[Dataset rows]
_ _ _ _ _ _ _
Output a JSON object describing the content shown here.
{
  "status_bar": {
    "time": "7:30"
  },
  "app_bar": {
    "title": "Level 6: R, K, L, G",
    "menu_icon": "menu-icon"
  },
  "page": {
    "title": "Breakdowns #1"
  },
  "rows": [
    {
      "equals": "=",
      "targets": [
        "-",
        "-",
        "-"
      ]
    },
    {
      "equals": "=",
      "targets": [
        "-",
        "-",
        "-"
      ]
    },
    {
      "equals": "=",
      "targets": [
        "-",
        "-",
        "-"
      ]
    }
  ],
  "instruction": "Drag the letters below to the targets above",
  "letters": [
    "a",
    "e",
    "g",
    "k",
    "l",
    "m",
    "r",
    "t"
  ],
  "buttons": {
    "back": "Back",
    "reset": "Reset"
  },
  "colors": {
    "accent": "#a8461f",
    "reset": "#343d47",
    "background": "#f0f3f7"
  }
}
_ _ _ _ _ _ _
# [Work to be completed]
Write out the entries in full, exactly as given.

# [Expected answer]
Output a JSON object describing the content shown here.
{
  "status_bar": {
    "time": "7:30"
  },
  "app_bar": {
    "title": "Level 6: R, K, L, G",
    "menu_icon": "menu-icon"
  },
  "page": {
    "title": "Breakdowns #1"
  },
  "rows": [
    {
      "equals": "=",
      "targets": [
        "-",
        "-",
        "-"
      ]
    },
    {
      "equals": "=",
      "targets": [
        "-",
        "-",
        "-"
      ]
    },
    {
      "equals": "=",
      "targets": [
        "-",
        "-",
        "-"
      ]
    }
  ],
  "instruction": "Drag the letters below to the targets above",
  "letters": [
    "a",
    "e",
    "g",
    "k",
    "l",
    "m",
    "r",
    "t"
  ],
  "buttons": {
    "back": "Back",
    "reset": "Reset"
  },
  "colors": {
    "accent": "#a8461f",
    "reset": "#343d47",
    "background": "#f0f3f7"
  }
}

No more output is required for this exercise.